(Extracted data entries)
************
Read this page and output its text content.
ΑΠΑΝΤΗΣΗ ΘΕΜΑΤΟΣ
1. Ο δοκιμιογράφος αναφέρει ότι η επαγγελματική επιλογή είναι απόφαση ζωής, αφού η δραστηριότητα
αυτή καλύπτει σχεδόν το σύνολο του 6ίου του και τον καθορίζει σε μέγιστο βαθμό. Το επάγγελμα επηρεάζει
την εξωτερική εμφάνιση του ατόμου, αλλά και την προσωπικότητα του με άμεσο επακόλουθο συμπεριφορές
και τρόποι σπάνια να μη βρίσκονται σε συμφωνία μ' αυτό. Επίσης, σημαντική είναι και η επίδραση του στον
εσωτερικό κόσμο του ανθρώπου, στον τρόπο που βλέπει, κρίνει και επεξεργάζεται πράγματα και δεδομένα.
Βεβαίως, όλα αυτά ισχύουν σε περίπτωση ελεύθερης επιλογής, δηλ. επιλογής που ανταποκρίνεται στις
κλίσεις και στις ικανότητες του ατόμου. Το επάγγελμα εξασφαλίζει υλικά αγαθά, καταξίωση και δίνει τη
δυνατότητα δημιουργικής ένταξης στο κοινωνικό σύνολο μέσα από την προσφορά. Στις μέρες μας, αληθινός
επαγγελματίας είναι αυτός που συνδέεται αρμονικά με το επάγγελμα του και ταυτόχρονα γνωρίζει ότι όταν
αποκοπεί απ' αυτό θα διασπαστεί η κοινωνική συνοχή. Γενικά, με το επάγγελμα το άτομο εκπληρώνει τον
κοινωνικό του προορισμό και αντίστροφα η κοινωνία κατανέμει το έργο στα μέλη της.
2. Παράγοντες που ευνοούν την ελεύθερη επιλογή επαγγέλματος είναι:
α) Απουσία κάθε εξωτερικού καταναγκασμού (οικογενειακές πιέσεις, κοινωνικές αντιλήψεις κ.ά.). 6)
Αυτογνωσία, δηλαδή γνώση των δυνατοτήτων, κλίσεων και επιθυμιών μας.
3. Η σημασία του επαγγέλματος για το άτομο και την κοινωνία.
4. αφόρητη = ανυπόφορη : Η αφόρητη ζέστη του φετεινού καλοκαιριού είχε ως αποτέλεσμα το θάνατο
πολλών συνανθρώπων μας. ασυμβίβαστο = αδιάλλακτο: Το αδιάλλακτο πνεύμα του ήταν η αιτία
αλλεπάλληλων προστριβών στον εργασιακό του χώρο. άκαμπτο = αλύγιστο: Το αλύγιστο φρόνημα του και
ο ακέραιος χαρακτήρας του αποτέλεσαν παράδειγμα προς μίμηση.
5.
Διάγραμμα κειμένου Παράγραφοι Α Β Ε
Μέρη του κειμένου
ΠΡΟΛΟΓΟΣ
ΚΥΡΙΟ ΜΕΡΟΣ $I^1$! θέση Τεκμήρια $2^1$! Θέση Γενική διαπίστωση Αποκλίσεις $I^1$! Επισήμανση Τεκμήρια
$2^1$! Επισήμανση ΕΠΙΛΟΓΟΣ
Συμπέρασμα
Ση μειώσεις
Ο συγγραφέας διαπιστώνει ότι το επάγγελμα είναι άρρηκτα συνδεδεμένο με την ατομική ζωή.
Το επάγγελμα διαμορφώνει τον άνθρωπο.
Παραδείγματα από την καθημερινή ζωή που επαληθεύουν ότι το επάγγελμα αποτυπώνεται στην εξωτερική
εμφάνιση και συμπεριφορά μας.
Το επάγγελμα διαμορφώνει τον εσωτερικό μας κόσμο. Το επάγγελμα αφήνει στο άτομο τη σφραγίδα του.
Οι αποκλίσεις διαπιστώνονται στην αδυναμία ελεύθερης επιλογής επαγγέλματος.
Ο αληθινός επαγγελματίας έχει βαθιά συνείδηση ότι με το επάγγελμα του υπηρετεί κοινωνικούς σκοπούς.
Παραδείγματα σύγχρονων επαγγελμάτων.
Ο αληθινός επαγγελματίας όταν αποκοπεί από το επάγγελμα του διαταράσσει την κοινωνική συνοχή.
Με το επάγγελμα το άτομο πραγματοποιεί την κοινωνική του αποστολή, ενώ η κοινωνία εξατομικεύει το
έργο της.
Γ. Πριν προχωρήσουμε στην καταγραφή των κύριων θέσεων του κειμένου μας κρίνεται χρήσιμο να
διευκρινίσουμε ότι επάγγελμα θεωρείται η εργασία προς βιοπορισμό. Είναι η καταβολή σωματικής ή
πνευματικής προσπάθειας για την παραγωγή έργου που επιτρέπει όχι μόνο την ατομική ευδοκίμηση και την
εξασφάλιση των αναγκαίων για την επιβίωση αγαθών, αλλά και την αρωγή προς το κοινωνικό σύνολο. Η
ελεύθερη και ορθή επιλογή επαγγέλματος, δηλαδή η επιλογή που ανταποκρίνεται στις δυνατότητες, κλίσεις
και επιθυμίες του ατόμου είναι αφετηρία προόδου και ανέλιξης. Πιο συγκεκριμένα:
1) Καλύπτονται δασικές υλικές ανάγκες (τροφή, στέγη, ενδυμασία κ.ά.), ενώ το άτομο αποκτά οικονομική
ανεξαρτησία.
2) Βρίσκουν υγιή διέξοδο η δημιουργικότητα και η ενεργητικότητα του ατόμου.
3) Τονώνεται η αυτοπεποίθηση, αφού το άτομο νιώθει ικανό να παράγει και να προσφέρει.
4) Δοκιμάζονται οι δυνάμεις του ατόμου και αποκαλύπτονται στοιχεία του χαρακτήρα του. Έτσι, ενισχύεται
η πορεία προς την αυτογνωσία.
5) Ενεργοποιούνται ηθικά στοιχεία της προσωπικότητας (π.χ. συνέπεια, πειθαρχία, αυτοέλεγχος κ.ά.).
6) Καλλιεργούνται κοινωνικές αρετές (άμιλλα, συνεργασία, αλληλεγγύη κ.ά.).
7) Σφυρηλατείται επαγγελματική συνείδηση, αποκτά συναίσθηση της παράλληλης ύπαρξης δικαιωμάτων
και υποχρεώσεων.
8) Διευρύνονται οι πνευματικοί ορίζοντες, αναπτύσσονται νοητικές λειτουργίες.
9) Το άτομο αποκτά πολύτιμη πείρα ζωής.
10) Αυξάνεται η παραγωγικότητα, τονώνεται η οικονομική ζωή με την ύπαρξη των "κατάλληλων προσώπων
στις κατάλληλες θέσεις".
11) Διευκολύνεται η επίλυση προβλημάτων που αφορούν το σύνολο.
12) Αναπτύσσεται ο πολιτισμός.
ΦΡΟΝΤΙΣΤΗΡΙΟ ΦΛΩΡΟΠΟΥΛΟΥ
************
■ **SET EXERCISE**:
Every record shown above should be written out again exactly.

■ **SOLVED PROBLEM**:
Read this page and output its text content.
ΑΠΑΝΤΗΣΗ ΘΕΜΑΤΟΣ
1. Ο δοκιμιογράφος αναφέρει ότι η επαγγελματική επιλογή είναι απόφαση ζωής, αφού η δραστηριότητα
αυτή καλύπτει σχεδόν το σύνολο του 6ίου του και τον καθορίζει σε μέγιστο βαθμό. Το επάγγελμα επηρεάζει
την εξωτερική εμφάνιση του ατόμου, αλλά και την προσωπικότητα του με άμεσο επακόλουθο συμπεριφορές
και τρόποι σπάνια να μη βρίσκονται σε συμφωνία μ' αυτό. Επίσης, σημαντική είναι και η επίδραση του στον
εσωτερικό κόσμο του ανθρώπου, στον τρόπο που βλέπει, κρίνει και επεξεργάζεται πράγματα και δεδομένα.
Βεβαίως, όλα αυτά ισχύουν σε περίπτωση ελεύθερης επιλογής, δηλ. επιλογής που ανταποκρίνεται στις
κλίσεις και στις ικανότητες του ατόμου. Το επάγγελμα εξασφαλίζει υλικά αγαθά, καταξίωση και δίνει τη
δυνατότητα δημιουργικής ένταξης στο κοινωνικό σύνολο μέσα από την προσφορά. Στις μέρες μας, αληθινός
επαγγελματίας είναι αυτός που συνδέεται αρμονικά με το επάγγελμα του και ταυτόχρονα γνωρίζει ότι όταν
αποκοπεί απ' αυτό θα διασπαστεί η κοινωνική συνοχή. Γενικά, με το επάγγελμα το άτομο εκπληρώνει τον
κοινωνικό του προορισμό και αντίστροφα η κοινωνία κατανέμει το έργο στα μέλη της.
2. Παράγοντες που ευνοούν την ελεύθερη επιλογή επαγγέλματος είναι:
α) Απουσία κάθε εξωτερικού καταναγκασμού (οικογενειακές πιέσεις, κοινωνικές αντιλήψεις κ.ά.). 6)
Αυτογνωσία, δηλαδή γνώση των δυνατοτήτων, κλίσεων και επιθυμιών μας.
3. Η σημασία του επαγγέλματος για το άτομο και την κοινωνία.
4. αφόρητη = ανυπόφορη : Η αφόρητη ζέστη του φετεινού καλοκαιριού είχε ως αποτέλεσμα το θάνατο
πολλών συνανθρώπων μας. ασυμβίβαστο = αδιάλλακτο: Το αδιάλλακτο πνεύμα του ήταν η αιτία
αλλεπάλληλων προστριβών στον εργασιακό του χώρο. άκαμπτο = αλύγιστο: Το αλύγιστο φρόνημα του και
ο ακέραιος χαρακτήρας του αποτέλεσαν παράδειγμα προς μίμηση.
5.
Διάγραμμα κειμένου Παράγραφοι Α Β Ε
Μέρη του κειμένου
ΠΡΟΛΟΓΟΣ
ΚΥΡΙΟ ΜΕΡΟΣ $I^1$! θέση Τεκμήρια $2^1$! Θέση Γενική διαπίστωση Αποκλίσεις $I^1$! Επισήμανση Τεκμήρια
$2^1$! Επισήμανση ΕΠΙΛΟΓΟΣ
Συμπέρασμα
Ση μειώσεις
Ο συγγραφέας διαπιστώνει ότι το επάγγελμα είναι άρρηκτα συνδεδεμένο με την ατομική ζωή.
Το επάγγελμα διαμορφώνει τον άνθρωπο.
Παραδείγματα από την καθημερινή ζωή που επαληθεύουν ότι το επάγγελμα αποτυπώνεται στην εξωτερική
εμφάνιση και συμπεριφορά μας.
Το επάγγελμα διαμορφώνει τον εσωτερικό μας κόσμο. Το επάγγελμα αφήνει στο άτομο τη σφραγίδα του.
Οι αποκλίσεις διαπιστώνονται στην αδυναμία ελεύθερης επιλογής επαγγέλματος.
Ο αληθινός επαγγελματίας έχει βαθιά συνείδηση ότι με το επάγγελμα του υπηρετεί κοινωνικούς σκοπούς.
Παραδείγματα σύγχρονων επαγγελμάτων.
Ο αληθινός επαγγελματίας όταν αποκοπεί από το επάγγελμα του διαταράσσει την κοινωνική συνοχή.
Με το επάγγελμα το άτομο πραγματοποιεί την κοινωνική του αποστολή, ενώ η κοινωνία εξατομικεύει το
έργο της.
Γ. Πριν προχωρήσουμε στην καταγραφή των κύριων θέσεων του κειμένου μας κρίνεται χρήσιμο να
διευκρινίσουμε ότι επάγγελμα θεωρείται η εργασία προς βιοπορισμό. Είναι η καταβολή σωματικής ή
πνευματικής προσπάθειας για την παραγωγή έργου που επιτρέπει όχι μόνο την ατομική ευδοκίμηση και την
εξασφάλιση των αναγκαίων για την επιβίωση αγαθών, αλλά και την αρωγή προς το κοινωνικό σύνολο. Η
ελεύθερη και ορθή επιλογή επαγγέλματος, δηλαδή η επιλογή που ανταποκρίνεται στις δυνατότητες, κλίσεις
και επιθυμίες του ατόμου είναι αφετηρία προόδου και ανέλιξης. Πιο συγκεκριμένα:
1) Καλύπτονται δασικές υλικές ανάγκες (τροφή, στέγη, ενδυμασία κ.ά.), ενώ το άτομο αποκτά οικονομική
ανεξαρτησία.
2) Βρίσκουν υγιή διέξοδο η δημιουργικότητα και η ενεργητικότητα του ατόμου.
3) Τονώνεται η αυτοπεποίθηση, αφού το άτομο νιώθει ικανό να παράγει και να προσφέρει.
4) Δοκιμάζονται οι δυνάμεις του ατόμου και αποκαλύπτονται στοιχεία του χαρακτήρα του. Έτσι, ενισχύεται
η πορεία προς την αυτογνωσία.
5) Ενεργοποιούνται ηθικά στοιχεία της προσωπικότητας (π.χ. συνέπεια, πειθαρχία, αυτοέλεγχος κ.ά.).
6) Καλλιεργούνται κοινωνικές αρετές (άμιλλα, συνεργασία, αλληλεγγύη κ.ά.).
7) Σφυρηλατείται επαγγελματική συνείδηση, αποκτά συναίσθηση της παράλληλης ύπαρξης δικαιωμάτων
και υποχρεώσεων.
8) Διευρύνονται οι πνευματικοί ορίζοντες, αναπτύσσονται νοητικές λειτουργίες.
9) Το άτομο αποκτά πολύτιμη πείρα ζωής.
10) Αυξάνεται η παραγωγικότητα, τονώνεται η οικονομική ζωή με την ύπαρξη των "κατάλληλων προσώπων
στις κατάλληλες θέσεις".
11) Διευκολύνεται η επίλυση προβλημάτων που αφορούν το σύνολο.
12) Αναπτύσσεται ο πολιτισμός.
ΦΡΟΝΤΙΣΤΗΡΙΟ ΦΛΩΡΟΠΟΥΛΟΥ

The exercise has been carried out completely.